Report the number of lines below in which the word "complete" occurs. Nothing else is needed.
BEGIN DATA TO USE
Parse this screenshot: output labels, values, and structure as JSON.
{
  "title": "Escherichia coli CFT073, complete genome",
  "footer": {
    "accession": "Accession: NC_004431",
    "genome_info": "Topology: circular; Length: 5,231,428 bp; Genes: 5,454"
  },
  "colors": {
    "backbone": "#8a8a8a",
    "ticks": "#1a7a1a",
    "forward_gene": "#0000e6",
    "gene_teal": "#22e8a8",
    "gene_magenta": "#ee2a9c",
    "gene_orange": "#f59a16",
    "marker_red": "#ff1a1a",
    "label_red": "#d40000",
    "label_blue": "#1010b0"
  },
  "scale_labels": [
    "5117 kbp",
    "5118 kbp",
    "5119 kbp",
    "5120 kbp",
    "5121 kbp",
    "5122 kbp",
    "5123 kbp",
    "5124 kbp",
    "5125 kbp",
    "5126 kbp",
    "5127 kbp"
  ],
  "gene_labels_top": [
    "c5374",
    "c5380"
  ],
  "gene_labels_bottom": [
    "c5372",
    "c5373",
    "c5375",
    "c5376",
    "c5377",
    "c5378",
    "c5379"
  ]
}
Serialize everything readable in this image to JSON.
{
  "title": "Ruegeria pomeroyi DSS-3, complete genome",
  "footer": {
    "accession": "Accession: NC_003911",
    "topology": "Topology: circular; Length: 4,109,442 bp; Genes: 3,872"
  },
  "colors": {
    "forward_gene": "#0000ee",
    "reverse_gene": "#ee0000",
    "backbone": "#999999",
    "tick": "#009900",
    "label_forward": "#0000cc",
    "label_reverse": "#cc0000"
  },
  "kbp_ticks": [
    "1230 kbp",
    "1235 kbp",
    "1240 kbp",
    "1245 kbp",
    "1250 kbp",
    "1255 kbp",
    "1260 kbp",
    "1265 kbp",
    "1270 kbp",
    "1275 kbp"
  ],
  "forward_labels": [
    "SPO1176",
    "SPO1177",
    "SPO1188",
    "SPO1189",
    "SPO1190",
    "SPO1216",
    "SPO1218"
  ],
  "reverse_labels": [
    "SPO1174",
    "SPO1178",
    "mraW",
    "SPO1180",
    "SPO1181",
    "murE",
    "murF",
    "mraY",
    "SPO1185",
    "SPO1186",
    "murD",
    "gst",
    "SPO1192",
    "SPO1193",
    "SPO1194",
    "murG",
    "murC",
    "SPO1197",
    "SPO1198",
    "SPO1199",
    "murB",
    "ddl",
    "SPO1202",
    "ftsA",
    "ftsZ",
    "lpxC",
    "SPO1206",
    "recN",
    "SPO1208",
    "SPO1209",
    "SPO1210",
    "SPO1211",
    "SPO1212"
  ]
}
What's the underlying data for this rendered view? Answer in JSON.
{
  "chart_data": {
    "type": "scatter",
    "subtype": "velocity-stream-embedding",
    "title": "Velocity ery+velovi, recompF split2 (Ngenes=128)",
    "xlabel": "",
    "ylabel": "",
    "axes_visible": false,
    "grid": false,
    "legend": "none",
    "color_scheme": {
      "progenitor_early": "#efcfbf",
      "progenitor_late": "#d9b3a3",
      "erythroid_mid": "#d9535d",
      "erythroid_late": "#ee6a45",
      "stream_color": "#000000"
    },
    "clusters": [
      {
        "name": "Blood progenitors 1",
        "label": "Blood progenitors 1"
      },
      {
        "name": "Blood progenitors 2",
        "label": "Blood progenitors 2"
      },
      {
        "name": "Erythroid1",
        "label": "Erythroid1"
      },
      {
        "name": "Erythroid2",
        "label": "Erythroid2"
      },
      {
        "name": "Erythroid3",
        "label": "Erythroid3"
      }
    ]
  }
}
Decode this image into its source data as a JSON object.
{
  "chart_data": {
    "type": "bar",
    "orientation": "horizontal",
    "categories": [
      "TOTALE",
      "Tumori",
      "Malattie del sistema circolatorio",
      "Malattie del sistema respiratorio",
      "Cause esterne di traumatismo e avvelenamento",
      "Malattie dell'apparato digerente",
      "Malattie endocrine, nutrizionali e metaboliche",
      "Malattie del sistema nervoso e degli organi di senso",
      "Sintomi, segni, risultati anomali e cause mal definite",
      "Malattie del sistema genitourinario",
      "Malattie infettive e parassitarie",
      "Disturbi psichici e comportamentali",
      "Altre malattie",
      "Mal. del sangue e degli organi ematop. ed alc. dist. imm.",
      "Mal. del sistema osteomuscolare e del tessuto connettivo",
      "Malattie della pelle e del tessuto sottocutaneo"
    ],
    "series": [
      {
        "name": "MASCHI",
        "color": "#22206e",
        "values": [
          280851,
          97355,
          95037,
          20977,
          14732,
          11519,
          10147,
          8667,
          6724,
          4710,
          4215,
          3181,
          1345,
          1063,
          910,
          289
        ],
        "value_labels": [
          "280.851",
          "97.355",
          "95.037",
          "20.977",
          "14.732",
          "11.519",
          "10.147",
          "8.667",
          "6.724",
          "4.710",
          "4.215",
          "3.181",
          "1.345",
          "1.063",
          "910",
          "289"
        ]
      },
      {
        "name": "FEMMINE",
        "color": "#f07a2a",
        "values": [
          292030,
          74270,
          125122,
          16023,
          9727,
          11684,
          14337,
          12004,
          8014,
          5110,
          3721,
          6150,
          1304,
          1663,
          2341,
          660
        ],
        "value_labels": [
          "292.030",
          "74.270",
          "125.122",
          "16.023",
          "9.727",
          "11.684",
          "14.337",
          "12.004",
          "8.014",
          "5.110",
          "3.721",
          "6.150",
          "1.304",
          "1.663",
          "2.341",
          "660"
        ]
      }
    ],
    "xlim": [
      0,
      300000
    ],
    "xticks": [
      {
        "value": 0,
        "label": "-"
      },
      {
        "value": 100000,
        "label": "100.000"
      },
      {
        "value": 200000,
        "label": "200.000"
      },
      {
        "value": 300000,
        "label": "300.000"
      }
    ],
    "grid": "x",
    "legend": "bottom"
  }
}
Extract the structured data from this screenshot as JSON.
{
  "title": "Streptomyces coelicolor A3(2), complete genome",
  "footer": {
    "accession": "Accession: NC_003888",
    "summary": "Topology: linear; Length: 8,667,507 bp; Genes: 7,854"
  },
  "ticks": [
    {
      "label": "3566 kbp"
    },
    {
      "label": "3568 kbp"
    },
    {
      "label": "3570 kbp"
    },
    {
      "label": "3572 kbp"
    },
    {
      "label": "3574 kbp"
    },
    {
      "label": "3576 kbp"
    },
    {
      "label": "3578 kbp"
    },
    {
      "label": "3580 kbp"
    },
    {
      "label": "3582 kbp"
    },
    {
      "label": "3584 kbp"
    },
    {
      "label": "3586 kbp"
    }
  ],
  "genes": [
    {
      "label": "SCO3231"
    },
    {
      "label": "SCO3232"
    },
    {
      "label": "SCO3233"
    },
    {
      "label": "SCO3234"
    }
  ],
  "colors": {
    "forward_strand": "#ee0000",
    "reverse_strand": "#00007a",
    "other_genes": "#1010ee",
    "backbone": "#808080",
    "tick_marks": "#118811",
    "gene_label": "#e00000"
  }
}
END DATA TO USE
▶ **SOLUTION**: 3